◆ **Data extracts**:
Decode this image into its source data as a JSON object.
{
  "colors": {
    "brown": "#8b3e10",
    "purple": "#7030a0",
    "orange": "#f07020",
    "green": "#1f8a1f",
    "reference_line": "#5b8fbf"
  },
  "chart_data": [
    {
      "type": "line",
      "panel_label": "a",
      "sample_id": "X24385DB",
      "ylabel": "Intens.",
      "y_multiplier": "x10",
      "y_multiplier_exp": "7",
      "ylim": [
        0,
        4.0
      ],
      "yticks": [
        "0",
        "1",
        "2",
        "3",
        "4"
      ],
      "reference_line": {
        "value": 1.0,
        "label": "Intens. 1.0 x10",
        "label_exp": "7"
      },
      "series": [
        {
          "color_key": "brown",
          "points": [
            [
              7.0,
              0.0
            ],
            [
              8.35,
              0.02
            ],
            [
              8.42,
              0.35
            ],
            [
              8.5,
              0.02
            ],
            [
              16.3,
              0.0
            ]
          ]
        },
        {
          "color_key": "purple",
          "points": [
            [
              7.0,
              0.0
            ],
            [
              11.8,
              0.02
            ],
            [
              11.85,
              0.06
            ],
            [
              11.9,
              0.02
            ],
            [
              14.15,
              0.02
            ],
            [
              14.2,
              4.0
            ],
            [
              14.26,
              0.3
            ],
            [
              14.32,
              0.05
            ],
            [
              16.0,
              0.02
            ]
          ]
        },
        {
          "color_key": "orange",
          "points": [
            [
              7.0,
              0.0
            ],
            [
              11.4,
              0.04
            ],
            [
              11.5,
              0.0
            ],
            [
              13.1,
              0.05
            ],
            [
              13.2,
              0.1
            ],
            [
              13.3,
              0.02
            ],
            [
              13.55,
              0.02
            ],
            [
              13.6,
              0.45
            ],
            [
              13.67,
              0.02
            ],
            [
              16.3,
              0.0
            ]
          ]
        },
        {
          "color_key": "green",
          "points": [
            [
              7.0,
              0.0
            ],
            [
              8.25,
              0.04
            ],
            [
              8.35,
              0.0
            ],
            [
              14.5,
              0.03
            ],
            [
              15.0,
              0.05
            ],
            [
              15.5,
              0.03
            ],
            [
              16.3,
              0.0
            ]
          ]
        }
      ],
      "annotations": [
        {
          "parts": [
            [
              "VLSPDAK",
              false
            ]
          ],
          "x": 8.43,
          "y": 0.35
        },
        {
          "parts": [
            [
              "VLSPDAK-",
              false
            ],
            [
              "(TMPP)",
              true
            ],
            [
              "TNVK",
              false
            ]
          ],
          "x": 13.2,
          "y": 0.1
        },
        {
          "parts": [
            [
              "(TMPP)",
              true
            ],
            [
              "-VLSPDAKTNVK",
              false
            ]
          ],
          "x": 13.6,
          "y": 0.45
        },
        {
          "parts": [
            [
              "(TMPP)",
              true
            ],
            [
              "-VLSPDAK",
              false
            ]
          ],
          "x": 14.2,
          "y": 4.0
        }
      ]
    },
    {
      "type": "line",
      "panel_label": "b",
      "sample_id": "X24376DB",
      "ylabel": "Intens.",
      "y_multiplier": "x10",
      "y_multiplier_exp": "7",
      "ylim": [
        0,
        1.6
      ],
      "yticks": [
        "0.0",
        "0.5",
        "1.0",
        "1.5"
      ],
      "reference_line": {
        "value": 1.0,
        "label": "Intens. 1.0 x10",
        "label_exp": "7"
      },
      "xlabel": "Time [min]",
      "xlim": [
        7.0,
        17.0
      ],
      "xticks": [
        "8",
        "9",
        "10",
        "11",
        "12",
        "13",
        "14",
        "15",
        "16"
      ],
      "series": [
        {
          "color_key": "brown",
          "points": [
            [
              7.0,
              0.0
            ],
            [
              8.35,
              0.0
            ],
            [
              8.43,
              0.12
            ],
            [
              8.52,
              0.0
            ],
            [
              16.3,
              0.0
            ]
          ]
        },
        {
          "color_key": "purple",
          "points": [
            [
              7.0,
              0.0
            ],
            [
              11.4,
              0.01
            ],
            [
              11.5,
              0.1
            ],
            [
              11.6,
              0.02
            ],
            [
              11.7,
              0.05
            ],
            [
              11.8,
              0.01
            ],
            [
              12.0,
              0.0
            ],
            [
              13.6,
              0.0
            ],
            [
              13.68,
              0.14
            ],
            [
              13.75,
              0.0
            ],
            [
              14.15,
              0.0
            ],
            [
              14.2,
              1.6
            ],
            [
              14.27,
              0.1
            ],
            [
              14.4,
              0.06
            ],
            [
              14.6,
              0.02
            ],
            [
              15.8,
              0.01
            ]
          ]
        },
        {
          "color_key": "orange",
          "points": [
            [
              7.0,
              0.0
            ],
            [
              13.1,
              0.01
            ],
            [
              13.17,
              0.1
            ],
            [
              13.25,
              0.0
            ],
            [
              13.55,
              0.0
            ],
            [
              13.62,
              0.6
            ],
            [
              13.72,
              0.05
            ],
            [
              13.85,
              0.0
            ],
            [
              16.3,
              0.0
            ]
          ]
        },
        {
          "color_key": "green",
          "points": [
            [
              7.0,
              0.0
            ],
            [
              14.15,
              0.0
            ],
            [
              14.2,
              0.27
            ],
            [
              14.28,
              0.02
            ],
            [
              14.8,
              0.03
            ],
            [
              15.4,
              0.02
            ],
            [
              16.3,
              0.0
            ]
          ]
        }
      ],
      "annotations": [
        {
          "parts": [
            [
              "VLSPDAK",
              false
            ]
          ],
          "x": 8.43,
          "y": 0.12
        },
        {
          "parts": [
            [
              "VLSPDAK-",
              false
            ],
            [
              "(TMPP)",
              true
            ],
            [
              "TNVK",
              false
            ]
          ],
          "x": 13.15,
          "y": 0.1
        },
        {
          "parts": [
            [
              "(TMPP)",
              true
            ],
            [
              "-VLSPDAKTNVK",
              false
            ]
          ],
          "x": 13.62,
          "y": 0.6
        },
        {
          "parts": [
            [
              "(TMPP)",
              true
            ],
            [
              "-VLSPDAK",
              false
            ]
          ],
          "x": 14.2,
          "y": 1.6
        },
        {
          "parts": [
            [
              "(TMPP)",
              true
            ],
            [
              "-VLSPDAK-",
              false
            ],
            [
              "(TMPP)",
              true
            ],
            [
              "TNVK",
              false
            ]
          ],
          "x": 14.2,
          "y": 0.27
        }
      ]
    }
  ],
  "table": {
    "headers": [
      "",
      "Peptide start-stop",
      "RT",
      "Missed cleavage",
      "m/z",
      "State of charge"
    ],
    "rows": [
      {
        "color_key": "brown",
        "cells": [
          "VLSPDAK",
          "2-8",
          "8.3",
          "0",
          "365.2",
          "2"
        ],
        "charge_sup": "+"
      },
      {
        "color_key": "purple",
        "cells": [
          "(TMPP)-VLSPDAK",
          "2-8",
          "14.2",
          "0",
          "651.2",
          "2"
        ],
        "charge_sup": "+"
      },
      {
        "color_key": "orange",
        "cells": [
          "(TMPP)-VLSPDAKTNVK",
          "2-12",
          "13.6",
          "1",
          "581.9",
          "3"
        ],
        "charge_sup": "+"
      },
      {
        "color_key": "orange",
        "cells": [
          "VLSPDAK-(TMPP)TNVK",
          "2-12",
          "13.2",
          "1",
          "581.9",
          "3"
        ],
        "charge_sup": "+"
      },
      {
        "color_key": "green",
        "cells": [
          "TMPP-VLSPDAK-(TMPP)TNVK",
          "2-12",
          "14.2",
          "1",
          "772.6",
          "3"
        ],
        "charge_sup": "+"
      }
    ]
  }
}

◆ **Action item**:
The response has to match the records above word for word.

◆ **Written reply**:
Decode this image into its source data as a JSON object.
{
  "colors": {
    "brown": "#8b3e10",
    "purple": "#7030a0",
    "orange": "#f07020",
    "green": "#1f8a1f",
    "reference_line": "#5b8fbf"
  },
  "chart_data": [
    {
      "type": "line",
      "panel_label": "a",
      "sample_id": "X24385DB",
      "ylabel": "Intens.",
      "y_multiplier": "x10",
      "y_multiplier_exp": "7",
      "ylim": [
        0,
        4.0
      ],
      "yticks": [
        "0",
        "1",
        "2",
        "3",
        "4"
      ],
      "reference_line": {
        "value": 1.0,
        "label": "Intens. 1.0 x10",
        "label_exp": "7"
      },
      "series": [
        {
          "color_key": "brown",
          "points": [
            [
              7.0,
              0.0
            ],
            [
              8.35,
              0.02
            ],
            [
              8.42,
              0.35
            ],
            [
              8.5,
              0.02
            ],
            [
              16.3,
              0.0
            ]
          ]
        },
        {
          "color_key": "purple",
          "points": [
            [
              7.0,
              0.0
            ],
            [
              11.8,
              0.02
            ],
            [
              11.85,
              0.06
            ],
            [
              11.9,
              0.02
            ],
            [
              14.15,
              0.02
            ],
            [
              14.2,
              4.0
            ],
            [
              14.26,
              0.3
            ],
            [
              14.32,
              0.05
            ],
            [
              16.0,
              0.02
            ]
          ]
        },
        {
          "color_key": "orange",
          "points": [
            [
              7.0,
              0.0
            ],
            [
              11.4,
              0.04
            ],
            [
              11.5,
              0.0
            ],
            [
              13.1,
              0.05
            ],
            [
              13.2,
              0.1
            ],
            [
              13.3,
              0.02
            ],
            [
              13.55,
              0.02
            ],
            [
              13.6,
              0.45
            ],
            [
              13.67,
              0.02
            ],
            [
              16.3,
              0.0
            ]
          ]
        },
        {
          "color_key": "green",
          "points": [
            [
              7.0,
              0.0
            ],
            [
              8.25,
              0.04
            ],
            [
              8.35,
              0.0
            ],
            [
              14.5,
              0.03
            ],
            [
              15.0,
              0.05
            ],
            [
              15.5,
              0.03
            ],
            [
              16.3,
              0.0
            ]
          ]
        }
      ],
      "annotations": [
        {
          "parts": [
            [
              "VLSPDAK",
              false
            ]
          ],
          "x": 8.43,
          "y": 0.35
        },
        {
          "parts": [
            [
              "VLSPDAK-",
              false
            ],
            [
              "(TMPP)",
              true
            ],
            [
              "TNVK",
              false
            ]
          ],
          "x": 13.2,
          "y": 0.1
        },
        {
          "parts": [
            [
              "(TMPP)",
              true
            ],
            [
              "-VLSPDAKTNVK",
              false
            ]
          ],
          "x": 13.6,
          "y": 0.45
        },
        {
          "parts": [
            [
              "(TMPP)",
              true
            ],
            [
              "-VLSPDAK",
              false
            ]
          ],
          "x": 14.2,
          "y": 4.0
        }
      ]
    },
    {
      "type": "line",
      "panel_label": "b",
      "sample_id": "X24376DB",
      "ylabel": "Intens.",
      "y_multiplier": "x10",
      "y_multiplier_exp": "7",
      "ylim": [
        0,
        1.6
      ],
      "yticks": [
        "0.0",
        "0.5",
        "1.0",
        "1.5"
      ],
      "reference_line": {
        "value": 1.0,
        "label": "Intens. 1.0 x10",
        "label_exp": "7"
      },
      "xlabel": "Time [min]",
      "xlim": [
        7.0,
        17.0
      ],
      "xticks": [
        "8",
        "9",
        "10",
        "11",
        "12",
        "13",
        "14",
        "15",
        "16"
      ],
      "series": [
        {
          "color_key": "brown",
          "points": [
            [
              7.0,
              0.0
            ],
            [
              8.35,
              0.0
            ],
            [
              8.43,
              0.12
            ],
            [
              8.52,
              0.0
            ],
            [
              16.3,
              0.0
            ]
          ]
        },
        {
          "color_key": "purple",
          "points": [
            [
              7.0,
              0.0
            ],
            [
              11.4,
              0.01
            ],
            [
              11.5,
              0.1
            ],
            [
              11.6,
              0.02
            ],
            [
              11.7,
              0.05
            ],
            [
              11.8,
              0.01
            ],
            [
              12.0,
              0.0
            ],
            [
              13.6,
              0.0
            ],
            [
              13.68,
              0.14
            ],
            [
              13.75,
              0.0
            ],
            [
              14.15,
              0.0
            ],
            [
              14.2,
              1.6
            ],
            [
              14.27,
              0.1
            ],
            [
              14.4,
              0.06
            ],
            [
              14.6,
              0.02
            ],
            [
              15.8,
              0.01
            ]
          ]
        },
        {
          "color_key": "orange",
          "points": [
            [
              7.0,
              0.0
            ],
            [
              13.1,
              0.01
            ],
            [
              13.17,
              0.1
            ],
            [
              13.25,
              0.0
            ],
            [
              13.55,
              0.0
            ],
            [
              13.62,
              0.6
            ],
            [
              13.72,
              0.05
            ],
            [
              13.85,
              0.0
            ],
            [
              16.3,
              0.0
            ]
          ]
        },
        {
          "color_key": "green",
          "points": [
            [
              7.0,
              0.0
            ],
            [
              14.15,
              0.0
            ],
            [
              14.2,
              0.27
            ],
            [
              14.28,
              0.02
            ],
            [
              14.8,
              0.03
            ],
            [
              15.4,
              0.02
            ],
            [
              16.3,
              0.0
            ]
          ]
        }
      ],
      "annotations": [
        {
          "parts": [
            [
              "VLSPDAK",
              false
            ]
          ],
          "x": 8.43,
          "y": 0.12
        },
        {
          "parts": [
            [
              "VLSPDAK-",
              false
            ],
            [
              "(TMPP)",
              true
            ],
            [
              "TNVK",
              false
            ]
          ],
          "x": 13.15,
          "y": 0.1
        },
        {
          "parts": [
            [
              "(TMPP)",
              true
            ],
            [
              "-VLSPDAKTNVK",
              false
            ]
          ],
          "x": 13.62,
          "y": 0.6
        },
        {
          "parts": [
            [
              "(TMPP)",
              true
            ],
            [
              "-VLSPDAK",
              false
            ]
          ],
          "x": 14.2,
          "y": 1.6
        },
        {
          "parts": [
            [
              "(TMPP)",
              true
            ],
            [
              "-VLSPDAK-",
              false
            ],
            [
              "(TMPP)",
              true
            ],
            [
              "TNVK",
              false
            ]
          ],
          "x": 14.2,
          "y": 0.27
        }
      ]
    }
  ],
  "table": {
    "headers": [
      "",
      "Peptide start-stop",
      "RT",
      "Missed cleavage",
      "m/z",
      "State of charge"
    ],
    "rows": [
      {
        "color_key": "brown",
        "cells": [
          "VLSPDAK",
          "2-8",
          "8.3",
          "0",
          "365.2",
          "2"
        ],
        "charge_sup": "+"
      },
      {
        "color_key": "purple",
        "cells": [
          "(TMPP)-VLSPDAK",
          "2-8",
          "14.2",
          "0",
          "651.2",
          "2"
        ],
        "charge_sup": "+"
      },
      {
        "color_key": "orange",
        "cells": [
          "(TMPP)-VLSPDAKTNVK",
          "2-12",
          "13.6",
          "1",
          "581.9",
          "3"
        ],
        "charge_sup": "+"
      },
      {
        "color_key": "orange",
        "cells": [
          "VLSPDAK-(TMPP)TNVK",
          "2-12",
          "13.2",
          "1",
          "581.9",
          "3"
        ],
        "charge_sup": "+"
      },
      {
        "color_key": "green",
        "cells": [
          "TMPP-VLSPDAK-(TMPP)TNVK",
          "2-12",
          "14.2",
          "1",
          "772.6",
          "3"
        ],
        "charge_sup": "+"
      }
    ]
  }
}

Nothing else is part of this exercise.